TASK BRIEF —
Copy, from the entries below, each line in which the string "score" appears.

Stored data
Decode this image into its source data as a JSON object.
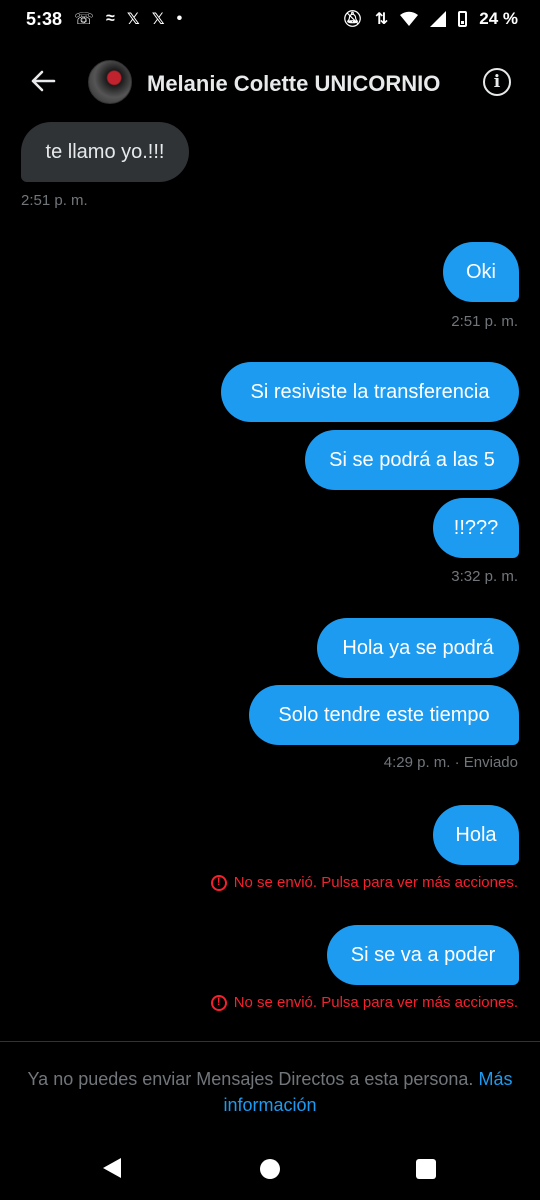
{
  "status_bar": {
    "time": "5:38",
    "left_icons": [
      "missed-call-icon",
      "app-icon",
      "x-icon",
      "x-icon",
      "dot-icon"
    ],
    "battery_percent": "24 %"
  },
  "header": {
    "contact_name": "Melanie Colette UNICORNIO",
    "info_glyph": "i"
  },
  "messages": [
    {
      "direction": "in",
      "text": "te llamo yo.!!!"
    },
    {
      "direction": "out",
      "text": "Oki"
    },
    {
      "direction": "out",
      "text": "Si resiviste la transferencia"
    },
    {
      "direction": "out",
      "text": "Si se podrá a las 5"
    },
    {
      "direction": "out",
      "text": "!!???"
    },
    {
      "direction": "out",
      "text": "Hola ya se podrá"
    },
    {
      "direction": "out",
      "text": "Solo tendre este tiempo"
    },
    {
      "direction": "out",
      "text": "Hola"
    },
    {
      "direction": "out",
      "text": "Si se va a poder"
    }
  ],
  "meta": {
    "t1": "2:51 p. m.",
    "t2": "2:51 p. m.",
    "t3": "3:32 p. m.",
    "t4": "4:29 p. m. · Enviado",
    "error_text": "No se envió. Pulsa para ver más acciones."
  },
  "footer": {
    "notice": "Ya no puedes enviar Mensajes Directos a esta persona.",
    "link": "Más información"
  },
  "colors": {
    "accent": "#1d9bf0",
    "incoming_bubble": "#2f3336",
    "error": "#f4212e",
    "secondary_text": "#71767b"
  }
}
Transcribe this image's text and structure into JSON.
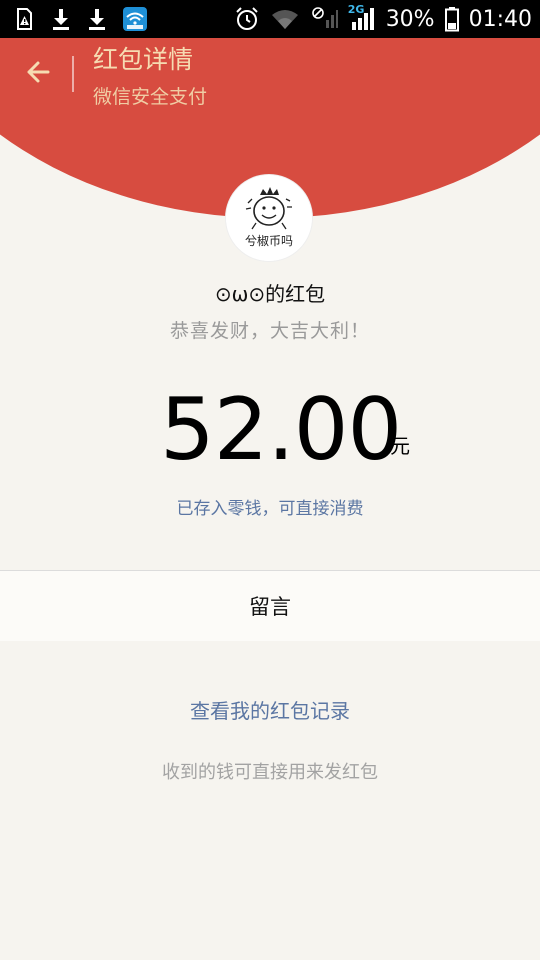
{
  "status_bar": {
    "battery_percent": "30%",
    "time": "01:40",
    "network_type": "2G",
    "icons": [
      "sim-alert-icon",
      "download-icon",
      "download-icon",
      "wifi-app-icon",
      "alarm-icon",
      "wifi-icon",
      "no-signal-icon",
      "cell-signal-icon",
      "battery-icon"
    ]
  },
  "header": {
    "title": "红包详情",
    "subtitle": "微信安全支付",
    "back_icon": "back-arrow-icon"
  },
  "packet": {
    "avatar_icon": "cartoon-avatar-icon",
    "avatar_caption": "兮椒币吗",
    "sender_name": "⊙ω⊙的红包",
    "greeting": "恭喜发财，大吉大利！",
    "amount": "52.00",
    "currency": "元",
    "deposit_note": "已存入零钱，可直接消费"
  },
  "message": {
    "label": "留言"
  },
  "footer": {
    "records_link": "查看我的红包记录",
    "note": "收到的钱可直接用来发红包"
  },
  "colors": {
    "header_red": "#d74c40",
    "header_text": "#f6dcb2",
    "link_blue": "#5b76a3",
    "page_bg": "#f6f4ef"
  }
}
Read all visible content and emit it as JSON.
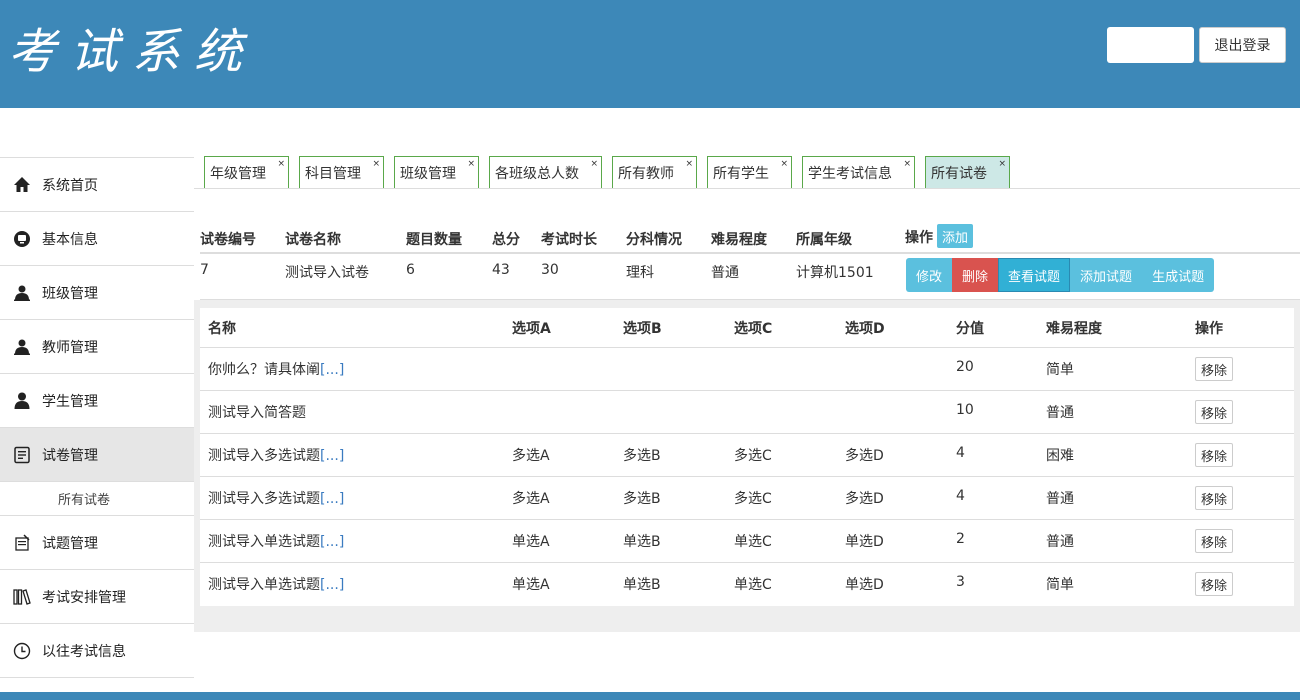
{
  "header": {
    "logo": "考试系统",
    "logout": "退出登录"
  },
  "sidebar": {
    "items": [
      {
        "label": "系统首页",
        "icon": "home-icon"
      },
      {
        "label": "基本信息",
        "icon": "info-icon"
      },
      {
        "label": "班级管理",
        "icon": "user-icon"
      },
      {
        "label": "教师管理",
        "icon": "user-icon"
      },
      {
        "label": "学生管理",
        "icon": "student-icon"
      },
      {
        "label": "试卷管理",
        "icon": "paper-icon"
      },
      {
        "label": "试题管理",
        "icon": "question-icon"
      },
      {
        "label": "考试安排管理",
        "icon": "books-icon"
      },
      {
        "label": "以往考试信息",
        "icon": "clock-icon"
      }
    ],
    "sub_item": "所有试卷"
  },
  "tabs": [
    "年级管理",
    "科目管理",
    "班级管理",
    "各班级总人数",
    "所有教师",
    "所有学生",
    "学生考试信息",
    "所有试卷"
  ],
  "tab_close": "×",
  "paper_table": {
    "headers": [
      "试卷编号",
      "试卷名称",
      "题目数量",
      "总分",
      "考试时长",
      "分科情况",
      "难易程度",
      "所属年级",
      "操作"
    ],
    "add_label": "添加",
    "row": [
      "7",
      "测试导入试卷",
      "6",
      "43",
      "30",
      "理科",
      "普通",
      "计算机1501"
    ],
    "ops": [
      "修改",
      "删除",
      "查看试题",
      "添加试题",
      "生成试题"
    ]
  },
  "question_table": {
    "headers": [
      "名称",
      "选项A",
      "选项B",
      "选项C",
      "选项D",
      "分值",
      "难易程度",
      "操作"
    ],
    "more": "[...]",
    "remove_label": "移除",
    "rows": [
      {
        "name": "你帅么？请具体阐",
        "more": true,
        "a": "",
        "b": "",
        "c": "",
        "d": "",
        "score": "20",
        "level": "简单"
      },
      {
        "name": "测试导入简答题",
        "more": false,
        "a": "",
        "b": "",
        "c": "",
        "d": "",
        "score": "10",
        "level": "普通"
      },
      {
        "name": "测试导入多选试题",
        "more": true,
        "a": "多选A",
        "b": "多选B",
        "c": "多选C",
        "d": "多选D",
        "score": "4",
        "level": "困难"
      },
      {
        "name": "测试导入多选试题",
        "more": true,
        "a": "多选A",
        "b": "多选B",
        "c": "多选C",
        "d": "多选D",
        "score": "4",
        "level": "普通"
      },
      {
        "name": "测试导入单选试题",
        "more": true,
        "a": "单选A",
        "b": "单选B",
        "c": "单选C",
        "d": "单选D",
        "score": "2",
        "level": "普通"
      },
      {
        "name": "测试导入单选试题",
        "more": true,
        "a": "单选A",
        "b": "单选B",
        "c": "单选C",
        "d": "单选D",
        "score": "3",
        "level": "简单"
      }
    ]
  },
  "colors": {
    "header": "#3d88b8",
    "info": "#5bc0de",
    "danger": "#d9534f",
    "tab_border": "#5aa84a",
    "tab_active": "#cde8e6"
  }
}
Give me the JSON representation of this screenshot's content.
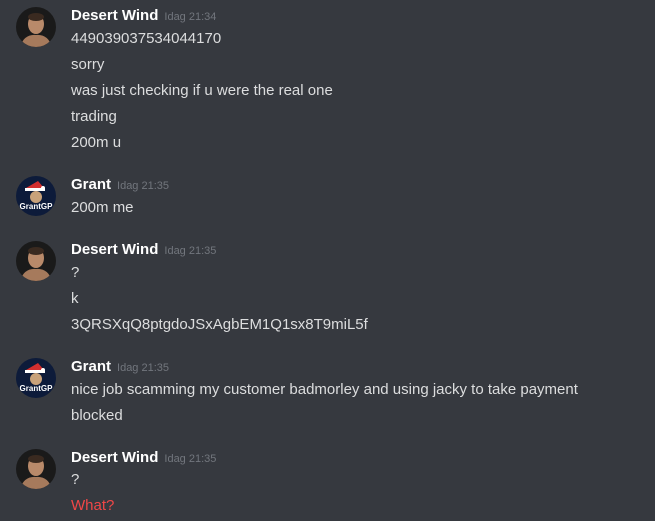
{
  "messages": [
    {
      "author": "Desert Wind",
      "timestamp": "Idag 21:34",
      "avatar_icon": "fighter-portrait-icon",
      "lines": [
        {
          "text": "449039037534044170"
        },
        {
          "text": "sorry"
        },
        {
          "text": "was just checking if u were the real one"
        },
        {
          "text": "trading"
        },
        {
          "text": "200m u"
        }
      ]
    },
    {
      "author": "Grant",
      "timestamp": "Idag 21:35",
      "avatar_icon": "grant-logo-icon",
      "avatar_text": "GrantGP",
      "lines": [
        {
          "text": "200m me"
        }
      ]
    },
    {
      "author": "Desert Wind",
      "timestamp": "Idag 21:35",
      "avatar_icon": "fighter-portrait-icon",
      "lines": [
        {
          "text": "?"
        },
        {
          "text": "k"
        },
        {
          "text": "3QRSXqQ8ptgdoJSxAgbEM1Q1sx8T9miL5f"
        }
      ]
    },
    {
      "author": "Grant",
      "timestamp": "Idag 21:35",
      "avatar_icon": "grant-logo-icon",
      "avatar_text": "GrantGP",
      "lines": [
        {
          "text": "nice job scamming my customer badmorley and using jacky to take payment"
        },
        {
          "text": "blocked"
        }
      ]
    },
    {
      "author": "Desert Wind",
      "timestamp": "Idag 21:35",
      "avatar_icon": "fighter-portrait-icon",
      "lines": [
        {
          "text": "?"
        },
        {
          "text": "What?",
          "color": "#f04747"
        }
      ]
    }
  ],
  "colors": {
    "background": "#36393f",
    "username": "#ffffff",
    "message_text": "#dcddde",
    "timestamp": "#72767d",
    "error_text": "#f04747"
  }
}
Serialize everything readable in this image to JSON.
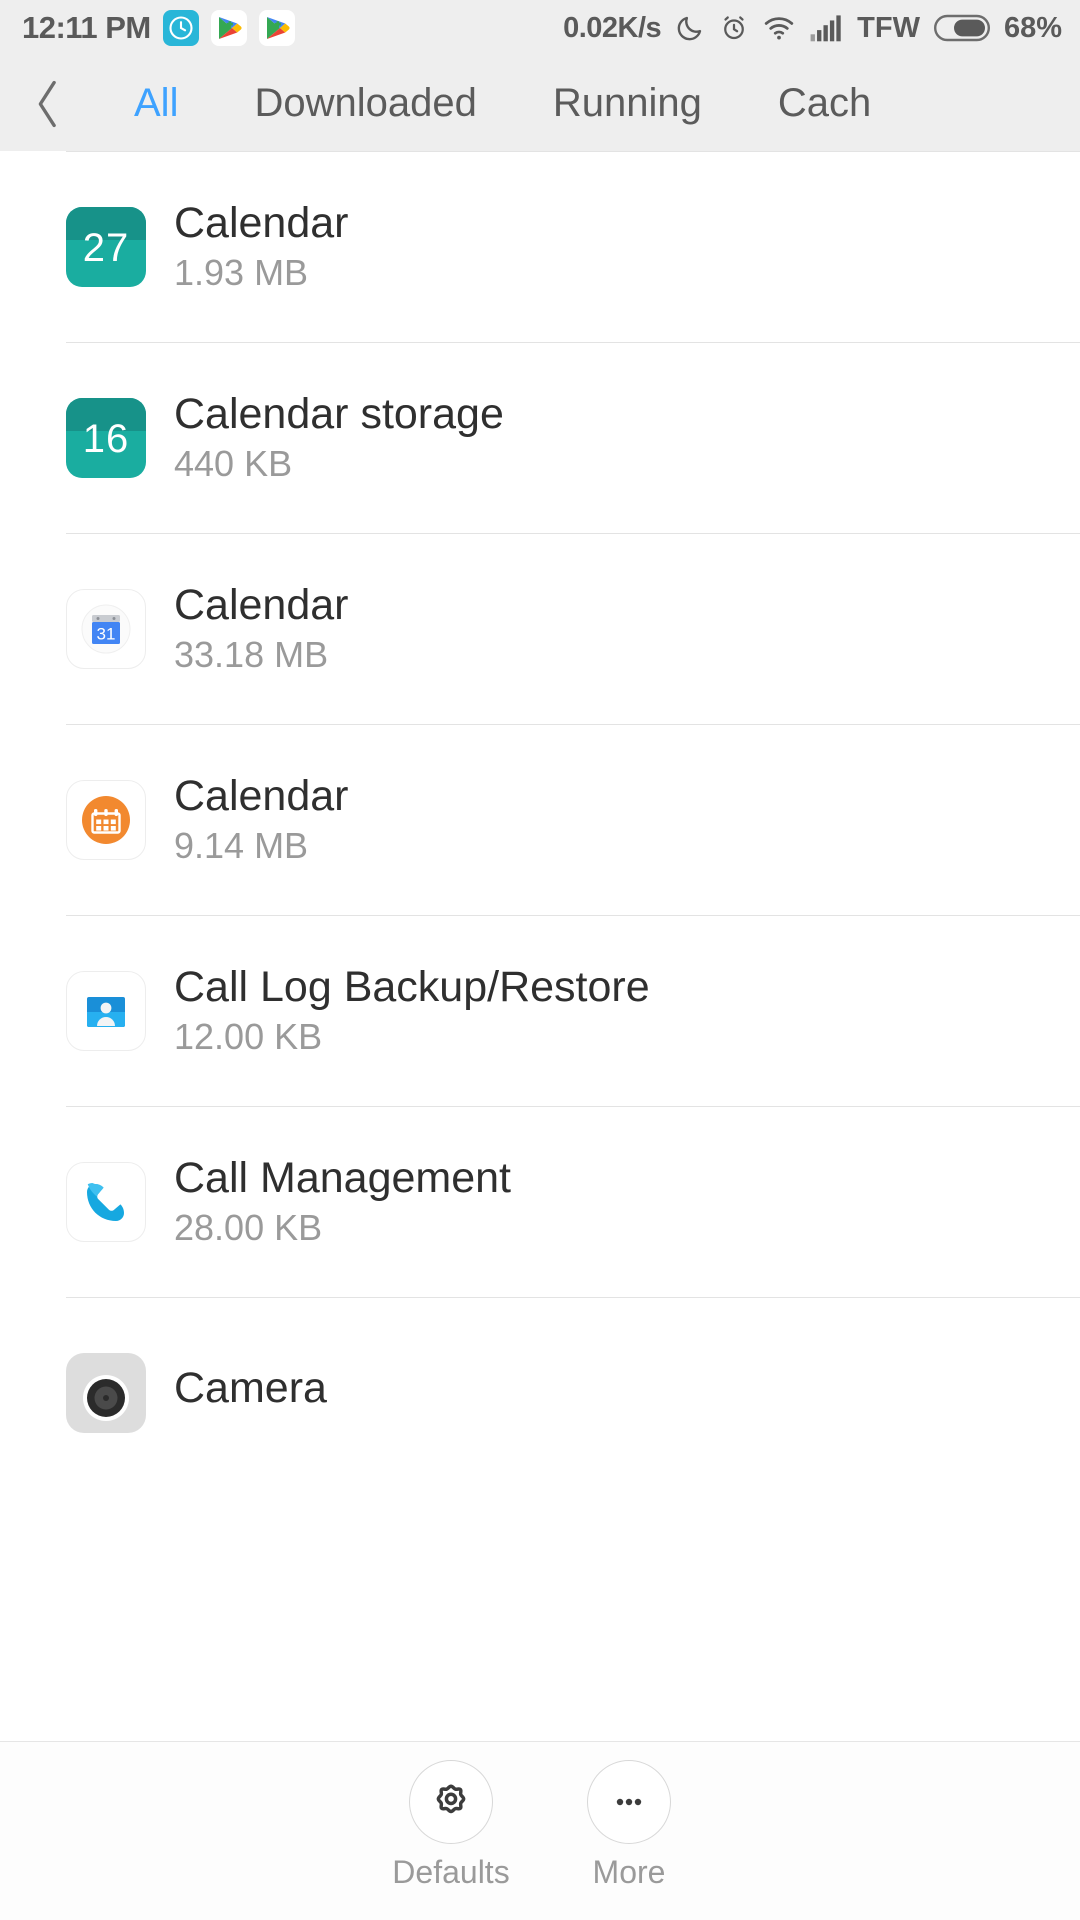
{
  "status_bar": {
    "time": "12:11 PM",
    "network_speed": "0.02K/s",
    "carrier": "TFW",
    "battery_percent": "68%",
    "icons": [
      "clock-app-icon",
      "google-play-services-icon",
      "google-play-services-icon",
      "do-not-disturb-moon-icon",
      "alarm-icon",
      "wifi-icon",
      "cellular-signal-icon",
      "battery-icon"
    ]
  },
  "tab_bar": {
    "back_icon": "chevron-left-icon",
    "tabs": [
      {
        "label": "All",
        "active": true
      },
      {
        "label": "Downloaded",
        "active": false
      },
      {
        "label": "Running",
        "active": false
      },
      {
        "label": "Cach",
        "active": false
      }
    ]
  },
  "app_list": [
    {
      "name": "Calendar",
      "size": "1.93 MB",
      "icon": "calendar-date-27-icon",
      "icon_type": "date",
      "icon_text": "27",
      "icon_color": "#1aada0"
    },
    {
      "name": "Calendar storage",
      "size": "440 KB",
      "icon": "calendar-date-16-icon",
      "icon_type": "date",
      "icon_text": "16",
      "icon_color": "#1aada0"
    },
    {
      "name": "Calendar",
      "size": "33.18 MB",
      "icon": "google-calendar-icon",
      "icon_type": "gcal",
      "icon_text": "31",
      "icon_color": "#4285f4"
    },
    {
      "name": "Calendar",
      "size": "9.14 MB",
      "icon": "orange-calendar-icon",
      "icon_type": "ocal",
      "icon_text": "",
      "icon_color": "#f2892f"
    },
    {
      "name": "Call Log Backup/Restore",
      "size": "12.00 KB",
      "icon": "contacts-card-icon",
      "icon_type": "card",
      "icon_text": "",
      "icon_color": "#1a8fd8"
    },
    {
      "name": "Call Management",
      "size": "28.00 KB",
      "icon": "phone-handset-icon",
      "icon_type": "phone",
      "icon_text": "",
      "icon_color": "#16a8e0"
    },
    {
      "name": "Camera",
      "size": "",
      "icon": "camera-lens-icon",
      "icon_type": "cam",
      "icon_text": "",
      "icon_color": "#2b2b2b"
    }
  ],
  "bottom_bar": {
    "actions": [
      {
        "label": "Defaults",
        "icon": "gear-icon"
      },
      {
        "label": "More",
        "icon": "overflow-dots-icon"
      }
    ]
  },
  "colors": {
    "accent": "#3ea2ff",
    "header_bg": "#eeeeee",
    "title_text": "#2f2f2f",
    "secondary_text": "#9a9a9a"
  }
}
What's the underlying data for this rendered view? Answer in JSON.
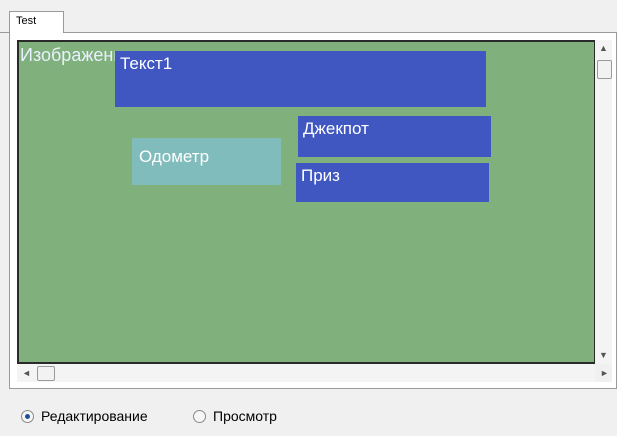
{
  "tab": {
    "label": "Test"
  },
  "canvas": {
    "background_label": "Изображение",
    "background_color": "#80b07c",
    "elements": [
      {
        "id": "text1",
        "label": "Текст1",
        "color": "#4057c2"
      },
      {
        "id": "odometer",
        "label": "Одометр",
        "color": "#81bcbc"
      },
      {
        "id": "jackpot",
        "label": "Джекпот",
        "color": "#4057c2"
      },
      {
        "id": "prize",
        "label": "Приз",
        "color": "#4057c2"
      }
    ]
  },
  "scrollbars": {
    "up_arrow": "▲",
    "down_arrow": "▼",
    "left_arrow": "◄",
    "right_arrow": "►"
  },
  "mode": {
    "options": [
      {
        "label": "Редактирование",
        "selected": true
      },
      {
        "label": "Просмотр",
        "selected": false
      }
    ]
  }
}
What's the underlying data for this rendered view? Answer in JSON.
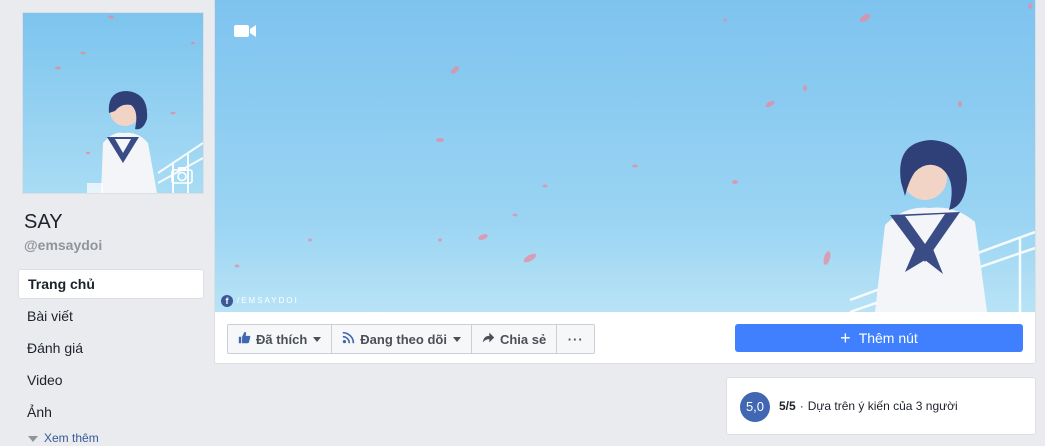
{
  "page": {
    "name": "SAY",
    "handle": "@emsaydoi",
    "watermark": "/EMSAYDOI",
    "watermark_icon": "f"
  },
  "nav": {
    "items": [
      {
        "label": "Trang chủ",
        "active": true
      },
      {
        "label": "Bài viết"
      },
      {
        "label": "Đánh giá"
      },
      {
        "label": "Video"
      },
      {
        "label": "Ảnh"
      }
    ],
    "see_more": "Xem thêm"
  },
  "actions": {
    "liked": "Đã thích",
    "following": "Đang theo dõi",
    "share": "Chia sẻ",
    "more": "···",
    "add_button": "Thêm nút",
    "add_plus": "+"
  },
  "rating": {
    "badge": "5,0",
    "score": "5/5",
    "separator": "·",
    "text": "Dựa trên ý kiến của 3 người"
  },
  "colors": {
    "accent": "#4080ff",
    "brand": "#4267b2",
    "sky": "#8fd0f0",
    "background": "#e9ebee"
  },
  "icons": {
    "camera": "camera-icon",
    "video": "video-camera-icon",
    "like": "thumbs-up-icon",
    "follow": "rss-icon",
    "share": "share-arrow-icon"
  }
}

FULL ANSWER —
        "score": "20",
        "score": "10",
        "score": "4",
        "score": "4",
        "score": "2",
        "score": "3",
    "score": "5/5",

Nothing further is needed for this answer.